Data provided:
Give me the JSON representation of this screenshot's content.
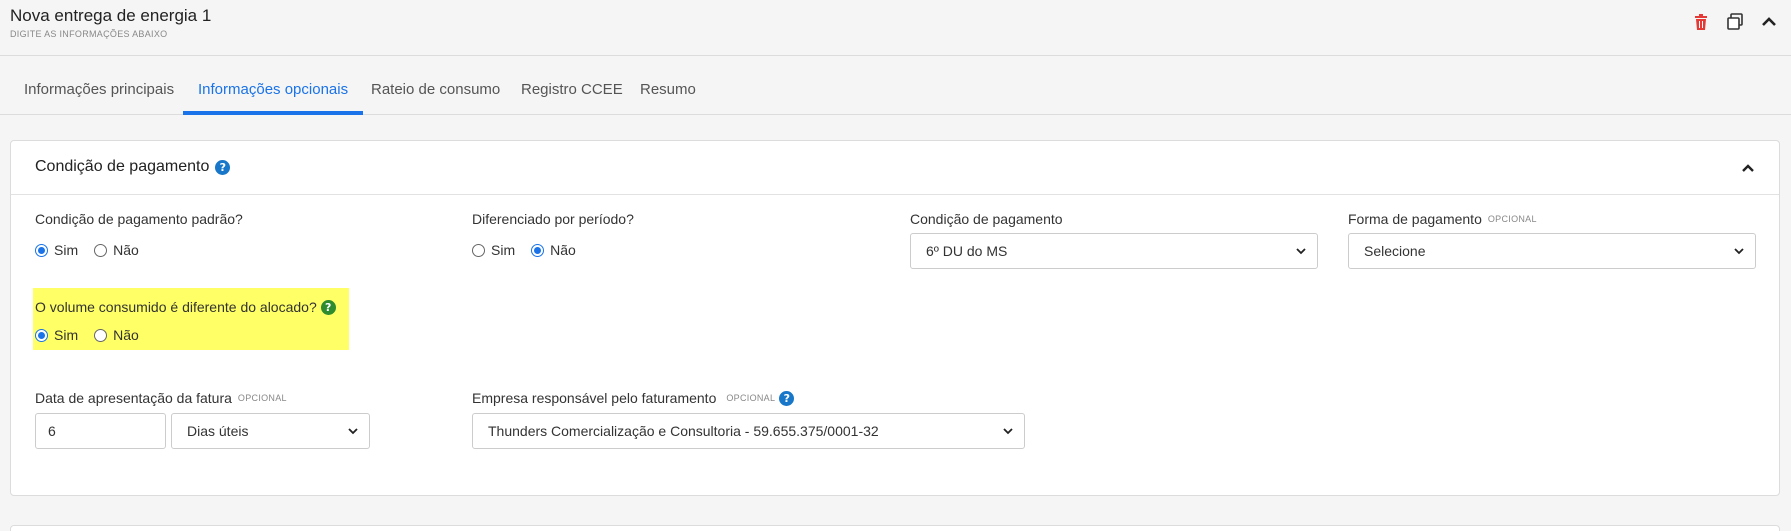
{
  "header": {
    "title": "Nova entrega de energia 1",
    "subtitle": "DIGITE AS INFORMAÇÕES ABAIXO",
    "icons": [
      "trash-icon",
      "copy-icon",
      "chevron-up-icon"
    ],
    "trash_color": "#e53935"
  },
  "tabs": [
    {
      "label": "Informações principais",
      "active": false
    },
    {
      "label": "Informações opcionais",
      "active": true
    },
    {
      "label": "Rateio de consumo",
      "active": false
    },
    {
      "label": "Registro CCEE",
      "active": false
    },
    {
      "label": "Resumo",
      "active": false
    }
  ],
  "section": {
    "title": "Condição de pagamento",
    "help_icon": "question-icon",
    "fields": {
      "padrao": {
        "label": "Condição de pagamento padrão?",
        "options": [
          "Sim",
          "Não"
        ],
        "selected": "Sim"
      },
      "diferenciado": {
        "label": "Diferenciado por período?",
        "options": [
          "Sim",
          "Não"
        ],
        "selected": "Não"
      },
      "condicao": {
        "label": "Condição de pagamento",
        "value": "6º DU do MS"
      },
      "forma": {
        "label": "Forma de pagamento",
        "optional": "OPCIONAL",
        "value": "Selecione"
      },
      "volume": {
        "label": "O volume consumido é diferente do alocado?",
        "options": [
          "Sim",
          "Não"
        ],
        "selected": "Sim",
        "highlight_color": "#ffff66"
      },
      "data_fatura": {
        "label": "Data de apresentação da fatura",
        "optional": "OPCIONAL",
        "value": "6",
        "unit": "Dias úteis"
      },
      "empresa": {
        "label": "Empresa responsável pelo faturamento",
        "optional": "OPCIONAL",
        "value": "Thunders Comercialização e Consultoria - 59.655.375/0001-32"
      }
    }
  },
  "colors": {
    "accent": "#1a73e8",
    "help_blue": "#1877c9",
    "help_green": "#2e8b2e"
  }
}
--
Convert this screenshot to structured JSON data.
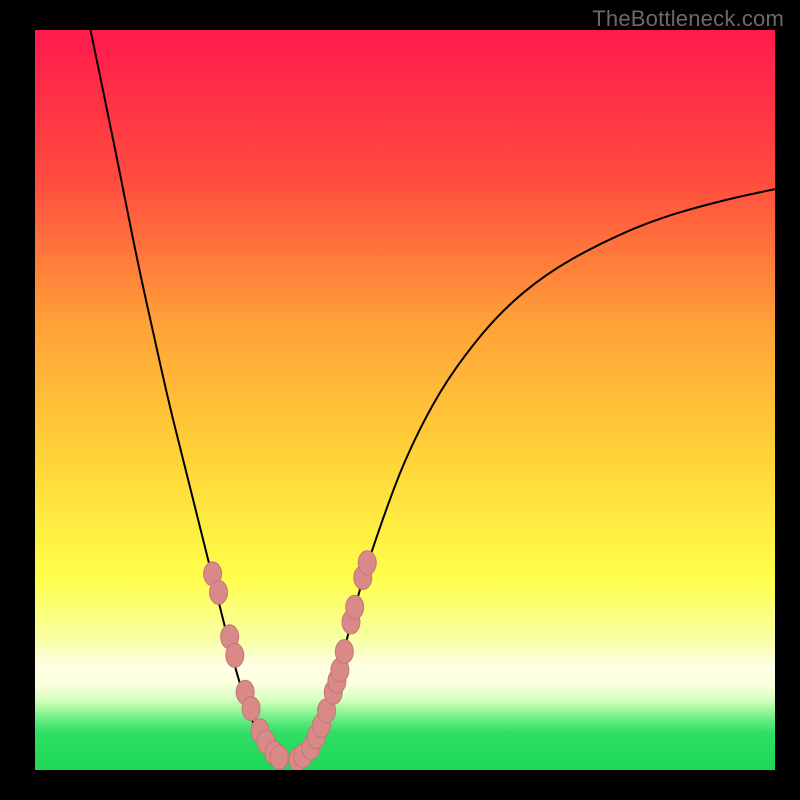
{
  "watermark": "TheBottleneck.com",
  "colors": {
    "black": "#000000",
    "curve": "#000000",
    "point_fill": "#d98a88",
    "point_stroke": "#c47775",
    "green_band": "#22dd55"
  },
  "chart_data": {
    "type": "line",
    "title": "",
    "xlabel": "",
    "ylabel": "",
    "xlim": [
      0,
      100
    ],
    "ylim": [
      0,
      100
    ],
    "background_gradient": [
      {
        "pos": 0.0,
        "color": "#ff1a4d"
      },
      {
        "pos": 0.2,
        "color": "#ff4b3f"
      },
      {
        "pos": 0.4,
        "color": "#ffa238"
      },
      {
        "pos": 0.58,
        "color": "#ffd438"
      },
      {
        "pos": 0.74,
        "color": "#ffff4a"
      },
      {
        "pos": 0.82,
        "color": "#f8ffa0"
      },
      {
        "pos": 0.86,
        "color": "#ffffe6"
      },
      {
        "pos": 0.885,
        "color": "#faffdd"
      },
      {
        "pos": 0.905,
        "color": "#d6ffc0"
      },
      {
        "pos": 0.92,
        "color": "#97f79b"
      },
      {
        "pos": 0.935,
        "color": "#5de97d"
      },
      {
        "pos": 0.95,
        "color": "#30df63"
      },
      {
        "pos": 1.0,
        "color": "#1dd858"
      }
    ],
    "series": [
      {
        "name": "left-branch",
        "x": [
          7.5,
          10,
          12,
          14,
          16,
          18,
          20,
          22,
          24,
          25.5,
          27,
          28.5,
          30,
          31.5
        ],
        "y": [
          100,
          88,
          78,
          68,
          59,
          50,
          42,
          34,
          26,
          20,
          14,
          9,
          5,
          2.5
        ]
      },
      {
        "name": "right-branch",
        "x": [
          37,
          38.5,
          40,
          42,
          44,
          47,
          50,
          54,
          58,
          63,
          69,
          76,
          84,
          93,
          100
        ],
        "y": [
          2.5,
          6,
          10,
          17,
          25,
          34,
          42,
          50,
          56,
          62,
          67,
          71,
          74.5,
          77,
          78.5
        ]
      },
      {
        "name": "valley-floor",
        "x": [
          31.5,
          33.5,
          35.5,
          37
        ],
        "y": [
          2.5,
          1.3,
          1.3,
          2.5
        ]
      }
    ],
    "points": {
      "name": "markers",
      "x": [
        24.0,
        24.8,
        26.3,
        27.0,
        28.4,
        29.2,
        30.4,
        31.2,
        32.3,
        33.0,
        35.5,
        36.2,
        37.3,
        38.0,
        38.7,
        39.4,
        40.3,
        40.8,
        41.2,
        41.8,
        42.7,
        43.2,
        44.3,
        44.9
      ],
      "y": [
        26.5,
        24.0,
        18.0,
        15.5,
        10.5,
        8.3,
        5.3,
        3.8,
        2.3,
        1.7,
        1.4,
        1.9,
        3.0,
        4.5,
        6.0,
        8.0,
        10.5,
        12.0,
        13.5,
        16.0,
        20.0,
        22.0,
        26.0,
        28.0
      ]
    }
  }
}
--
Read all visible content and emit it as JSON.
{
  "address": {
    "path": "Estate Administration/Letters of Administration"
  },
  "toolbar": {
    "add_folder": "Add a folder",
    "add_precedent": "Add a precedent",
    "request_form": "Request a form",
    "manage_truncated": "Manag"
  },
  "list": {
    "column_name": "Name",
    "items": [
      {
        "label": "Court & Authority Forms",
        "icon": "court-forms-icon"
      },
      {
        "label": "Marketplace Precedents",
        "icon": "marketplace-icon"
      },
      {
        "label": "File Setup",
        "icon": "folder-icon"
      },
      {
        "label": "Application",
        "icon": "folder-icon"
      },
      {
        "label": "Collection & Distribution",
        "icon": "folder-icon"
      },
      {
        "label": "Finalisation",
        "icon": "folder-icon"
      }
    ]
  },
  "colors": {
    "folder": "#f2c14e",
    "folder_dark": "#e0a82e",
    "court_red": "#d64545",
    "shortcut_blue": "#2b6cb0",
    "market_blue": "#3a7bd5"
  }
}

Problem requirements:
Of the lines in the listing, how many hold the word "screenshot"? Nothing but the number is needed.

Task result:
2